* begin Passage *

There are scripts for running each of the free SAST vulnerability detection tools included with the Benchmark against the Benchmark test cases. On Linux, you might have to make them executable (e.g., chmod 755 *.sh) before you can run them.

Generating Test Results for PMD: ./scripts/runPMD.sh (Linux) or .\scripts\runPMD.bat (Windows)

Generating Test Results for FindBugs: ./scripts/runFindBugs.sh (Linux) or .\scripts\runFindBugs.bat (Windows)

Generating Test Results for FindBugs with the FindSecBugs plugin: ./scripts/runFindSecBugs.sh (Linux) or .\scripts\runFindSecBugs.bat (Windows)

In each case, the script will generate a results file and put it in the /results directory. For example: Benchmark_1.2-findbugs-v3.0.1-1026.xml

This results file name is carefully constructed to mean the following: It’s a results file against the OWASP Benchmark version 1.2, FindBugs was the analysis tool, it was version 3.0.1 of FindBugs, and it took 1026 seconds to run the analysis.

NOTE: If you create a results file yourself, by running a commercial tool for example, you can add the version # and the compute time to the filename just like this and the Benchmark Scorecard generator will pick this information up and include it in the generated scorecard. If you don’t, depending on what metadata is included in the tool results, the Scorecard generator might do this automatically anyway.

Generating Scorecards

The scorecard generation application BenchmarkScore is included with the Benchmark. It parses the output files generated by any of the supported security tools run against the Benchmark and compares them against the expected results, and produces a set of web pages that detail the accuracy and speed of the tools involved. For the list of currently supported tools, check out the: Tools Support/Results tab. If you are using a tool that is not yet supported, simply send us a results file from that tool and we’ll write a parser for that tool and add it to the supported tools list.

The following command will compute a Benchmark scorecard for all the results files in the /results directory. The generated scorecard is put into the /scorecard directory.

createScorecard.sh (Linux) or createScorecard.bat (Windows)

An example of a real scorecard for some open source tools is provided at the top of the Tool Support/Results tab so you can see what one looks like.

We recommend including the Benchmark version number in any results file name, in order to help prevent mismatches between the expected results and the actual results files. A tool will not score well against the wrong expected results.

Customizing Your Scorecard Generation

The createScorecard scripts are very simple. They only have one line. Here’s what the 1.2 version looks like:

mvn validate -Pbenchmarkscore -Dexec.args="expectedresults-1.2.csv results"

This Maven command simply says to run the BenchmarkScore application, passing in two parameters. The 1st is the Benchmark expected results file to compare the tool results against. And the 2nd is the name of the directory that contains all the results from tools run against that version of the Benchmark. If you have tool results older than the current version of the Benchmark, like 1.1 results for example, then you would do something like this instead:

mvn validate -Pbenchmarkscore -Dexec.args="expectedresults-1.1.csv 1.1_results"

* end Passage *

* Parts of the exercise
• a. In the OWASP Benchmark text, what does the number 1026 in the sample results file name stand for?
• b. Carry the OWASP Benchmark text forward, starting right after its last line.
The listing after this text isn't needed for anything here.

* begin Information provided *

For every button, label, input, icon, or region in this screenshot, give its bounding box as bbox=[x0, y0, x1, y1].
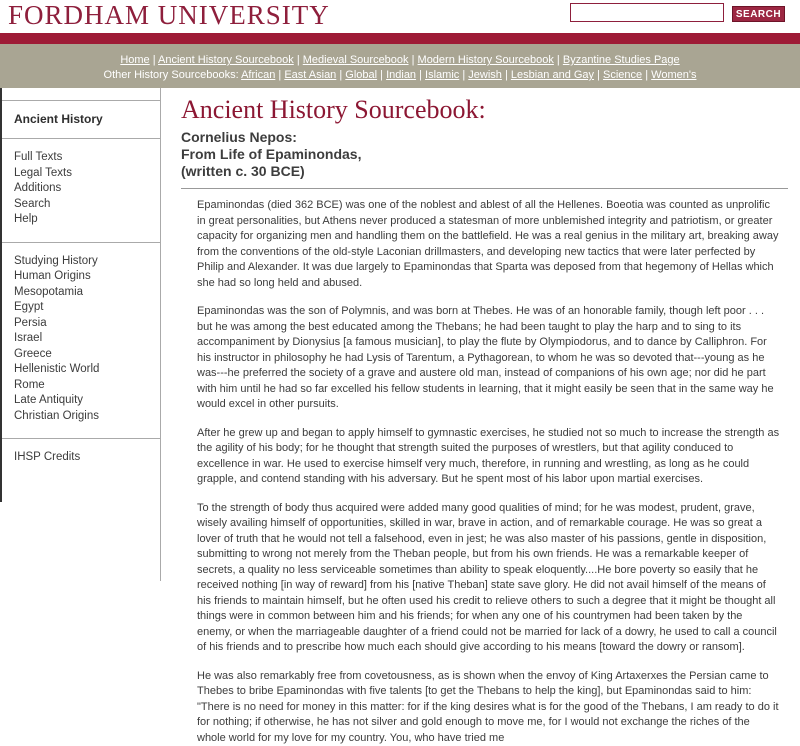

* end Information provided *

* The answers
• a. It means the analysis took 1026 seconds to run.

• b.
To keep things organized, we actually put the expected results file inside the same results folder for that version of the Benchmark, so our command looks like this:

mvn validate -Pbenchmarkscore -Dexec.args="1.1_results/expectedresults-1.1.csv 1.1_results"

In all cases, the generated scorecard is put in the /scorecard folder.

WARNING: If you generate results for a commercial tool, be careful who you distribute it to. Each tool has its own license defining when any results it produces can be released/made public. It is likely to be against the terms of a commercial tool’s license to publicly release that tool’s score against the OWASP Benchmark. The OWASP Benchmark project takes no responsibility if someone else releases such results. It is for just this reason that the Benchmark project isn’t releasing such results itself.

The results, from several years ago, for 5 free tools, PMD, FindBugs, FindBugs with the FindSecBugs plugin, SonarQube, and ZAP are available here against version 1.2 of the Benchmark: https://github.com/OWASP-Benchmark/BenchmarkJava/blob/master/scorecard/OWASP_Benchmark_Home.html. You’ll have to clone this Git repo and open the file locally. We included multiple versions of FindSecBugs’ and ZAP’s results so you can see the improvements they made finding vulnerabilities in Benchmark.

We have Benchmark results for all the following tools, but haven’t publicly released the results for any commercial tools. However, we included a ‘Commercial Average’ page, which includes a summary of results for 6 commercial SAST tools in 2016 along with anonymous versions of each SAST tool’s scorecard.

The Benchmark can generate results for the following tools:

Free Static Application Security Testing (SAST) Tools (Both Open Source and Commercial):

  • CodeQL - .sarif results file
  • Contrast CodeSec - Scan - .json SARIF format results file
  • FindBugs - .xml results file
    • Note: FindBugs hasn’t been updated since 2015. Use SpotBugs instead (see below)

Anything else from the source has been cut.